SHORT PROBLEM:
Report all lines holding "Very".
= = =
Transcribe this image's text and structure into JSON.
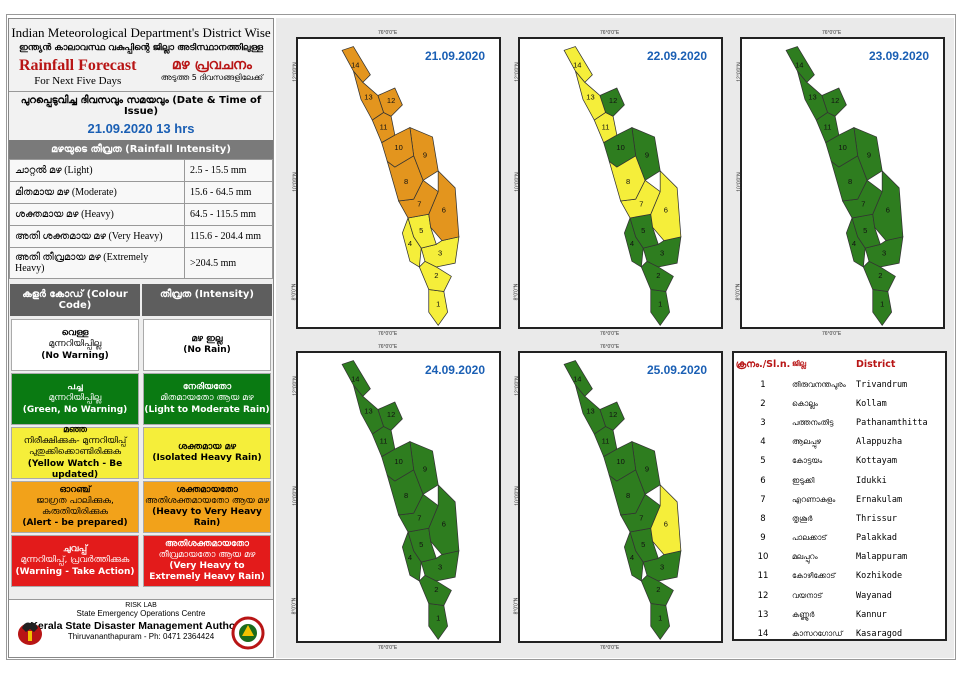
{
  "header": {
    "line1": "Indian Meteorological Department's District Wise",
    "line2": "ഇന്ത്യൻ കാലാവസ്ഥ വകുപ്പിന്റെ ജില്ലാ അടിസ്ഥാനത്തിലുള്ള",
    "title_en": "Rainfall Forecast",
    "subtitle_en": "For Next Five Days",
    "title_ml": "മഴ പ്രവചനം",
    "subtitle_ml": "അടുത്ത 5 ദിവസങ്ങളിലേക്ക്"
  },
  "issue": {
    "label": "പുറപ്പെടുവിച്ച ദിവസവും സമയവും (Date & Time of Issue)",
    "datetime": "21.09.2020  13 hrs"
  },
  "intensity": {
    "heading": "മഴയുടെ തീവ്രത (Rainfall Intensity)",
    "rows": [
      {
        "label": "ചാറ്റൽ മഴ (Light)",
        "range": "2.5 - 15.5 mm"
      },
      {
        "label": "മിതമായ മഴ (Moderate)",
        "range": "15.6 - 64.5 mm"
      },
      {
        "label": "ശക്തമായ മഴ (Heavy)",
        "range": "64.5 - 115.5 mm"
      },
      {
        "label": "അതി ശക്തമായ മഴ (Very Heavy)",
        "range": "115.6 - 204.4 mm"
      },
      {
        "label": "അതി തീവ്രമായ മഴ (Extremely Heavy)",
        "range": ">204.5 mm"
      }
    ]
  },
  "colour_code": {
    "head_left": "കളർ കോഡ് (Colour Code)",
    "head_right": "തീവ്രത (Intensity)",
    "rows": [
      {
        "color": "#ffffff",
        "left_ml1": "വെള്ള",
        "left_ml2": "മുന്നറിയിപ്പില്ല",
        "left_en": "(No Warning)",
        "right_ml1": "മഴ ഇല്ല",
        "right_ml2": "",
        "right_en": "(No Rain)"
      },
      {
        "color": "#0a7a12",
        "left_ml1": "പച്ച",
        "left_ml2": "മുന്നറിയിപ്പില്ല",
        "left_en": "(Green, No Warning)",
        "right_ml1": "നേരിയതോ",
        "right_ml2": "മിതമായതോ ആയ മഴ",
        "right_en": "(Light to Moderate Rain)"
      },
      {
        "color": "#f5ee3a",
        "left_ml1": "മഞ്ഞ",
        "left_ml2": "നിരീക്ഷിക്കുക- മുന്നറിയിപ്പ് പുതുക്കിക്കൊണ്ടിരിക്കുക",
        "left_en": "(Yellow Watch - Be updated)",
        "right_ml1": "ശക്തമായ മഴ",
        "right_ml2": "",
        "right_en": "(Isolated Heavy Rain)"
      },
      {
        "color": "#f2a21a",
        "left_ml1": "ഓറഞ്ച്",
        "left_ml2": "ജാഗ്രത പാലിക്കുക, കരുതിയിരിക്കുക",
        "left_en": "(Alert - be prepared)",
        "right_ml1": "ശക്തമായതോ",
        "right_ml2": "അതിശക്തമായതോ ആയ മഴ",
        "right_en": "(Heavy to Very Heavy Rain)"
      },
      {
        "color": "#e31b1b",
        "left_ml1": "ചുവപ്പ്",
        "left_ml2": "മുന്നറിയിപ്പ്, പ്രവർത്തിക്കുക",
        "left_en": "(Warning - Take Action)",
        "right_ml1": "അതിശക്തമായതോ",
        "right_ml2": "തീവ്രമായതോ ആയ മഴ",
        "right_en": "(Very Heavy to Extremely Heavy Rain)"
      }
    ]
  },
  "footer": {
    "lab": "RISK LAB",
    "centre": "State Emergency Operations Centre",
    "authority": "Kerala State Disaster Management Authority",
    "address": "Thiruvananthapuram - Ph: 0471 2364424"
  },
  "maps": [
    {
      "date": "21.09.2020",
      "colors": {
        "1": "#f5ee3a",
        "2": "#f5ee3a",
        "3": "#f5ee3a",
        "4": "#f5ee3a",
        "5": "#f5ee3a",
        "6": "#e3951e",
        "7": "#e3951e",
        "8": "#e3951e",
        "9": "#e3951e",
        "10": "#e3951e",
        "11": "#e3951e",
        "12": "#e3951e",
        "13": "#e3951e",
        "14": "#e3951e"
      }
    },
    {
      "date": "22.09.2020",
      "colors": {
        "1": "#2e7d1f",
        "2": "#2e7d1f",
        "3": "#2e7d1f",
        "4": "#2e7d1f",
        "5": "#2e7d1f",
        "6": "#f5ee3a",
        "7": "#f5ee3a",
        "8": "#f5ee3a",
        "9": "#2e7d1f",
        "10": "#2e7d1f",
        "11": "#f5ee3a",
        "12": "#2e7d1f",
        "13": "#f5ee3a",
        "14": "#f5ee3a"
      }
    },
    {
      "date": "23.09.2020",
      "colors": {
        "1": "#2e7d1f",
        "2": "#2e7d1f",
        "3": "#2e7d1f",
        "4": "#2e7d1f",
        "5": "#2e7d1f",
        "6": "#2e7d1f",
        "7": "#2e7d1f",
        "8": "#2e7d1f",
        "9": "#2e7d1f",
        "10": "#2e7d1f",
        "11": "#2e7d1f",
        "12": "#2e7d1f",
        "13": "#2e7d1f",
        "14": "#2e7d1f"
      }
    },
    {
      "date": "24.09.2020",
      "colors": {
        "1": "#2e7d1f",
        "2": "#2e7d1f",
        "3": "#2e7d1f",
        "4": "#2e7d1f",
        "5": "#2e7d1f",
        "6": "#2e7d1f",
        "7": "#2e7d1f",
        "8": "#2e7d1f",
        "9": "#2e7d1f",
        "10": "#2e7d1f",
        "11": "#2e7d1f",
        "12": "#2e7d1f",
        "13": "#2e7d1f",
        "14": "#2e7d1f"
      }
    },
    {
      "date": "25.09.2020",
      "colors": {
        "1": "#2e7d1f",
        "2": "#2e7d1f",
        "3": "#2e7d1f",
        "4": "#2e7d1f",
        "5": "#2e7d1f",
        "6": "#f5ee3a",
        "7": "#2e7d1f",
        "8": "#2e7d1f",
        "9": "#2e7d1f",
        "10": "#2e7d1f",
        "11": "#2e7d1f",
        "12": "#2e7d1f",
        "13": "#2e7d1f",
        "14": "#2e7d1f"
      }
    }
  ],
  "map_ticks": {
    "top": "76°0'0\"E",
    "bottom": "76°0'0\"E",
    "lat1": "12°0'0\"N",
    "lat2": "10°0'0\"N",
    "lat3": "8°0'0\"N"
  },
  "district_table": {
    "head_no": "ക്രനം./Sl.n.",
    "head_ml": "ജില്ല",
    "head_en": "District",
    "rows": [
      {
        "no": "1",
        "ml": "തിരുവനന്തപുരം",
        "en": "Trivandrum"
      },
      {
        "no": "2",
        "ml": "കൊല്ലം",
        "en": "Kollam"
      },
      {
        "no": "3",
        "ml": "പത്തനംതിട്ട",
        "en": "Pathanamthitta"
      },
      {
        "no": "4",
        "ml": "ആലപ്പുഴ",
        "en": "Alappuzha"
      },
      {
        "no": "5",
        "ml": "കോട്ടയം",
        "en": "Kottayam"
      },
      {
        "no": "6",
        "ml": "ഇടുക്കി",
        "en": "Idukki"
      },
      {
        "no": "7",
        "ml": "എറണാകുളം",
        "en": "Ernakulam"
      },
      {
        "no": "8",
        "ml": "തൃശൂർ",
        "en": "Thrissur"
      },
      {
        "no": "9",
        "ml": "പാലക്കാട്",
        "en": "Palakkad"
      },
      {
        "no": "10",
        "ml": "മലപ്പുറം",
        "en": "Malappuram"
      },
      {
        "no": "11",
        "ml": "കോഴിക്കോട്",
        "en": "Kozhikode"
      },
      {
        "no": "12",
        "ml": "വയനാട്",
        "en": "Wayanad"
      },
      {
        "no": "13",
        "ml": "കണ്ണൂർ",
        "en": "Kannur"
      },
      {
        "no": "14",
        "ml": "കാസറഗോഡ്",
        "en": "Kasaragod"
      }
    ]
  }
}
= = =
WRITTEN RESPONSE:
        "label": "അതി ശക്തമായ മഴ (Very Heavy)",
        "right_en": "(Heavy to Very Heavy Rain)"
        "right_en": "(Very Heavy to Extremely Heavy Rain)"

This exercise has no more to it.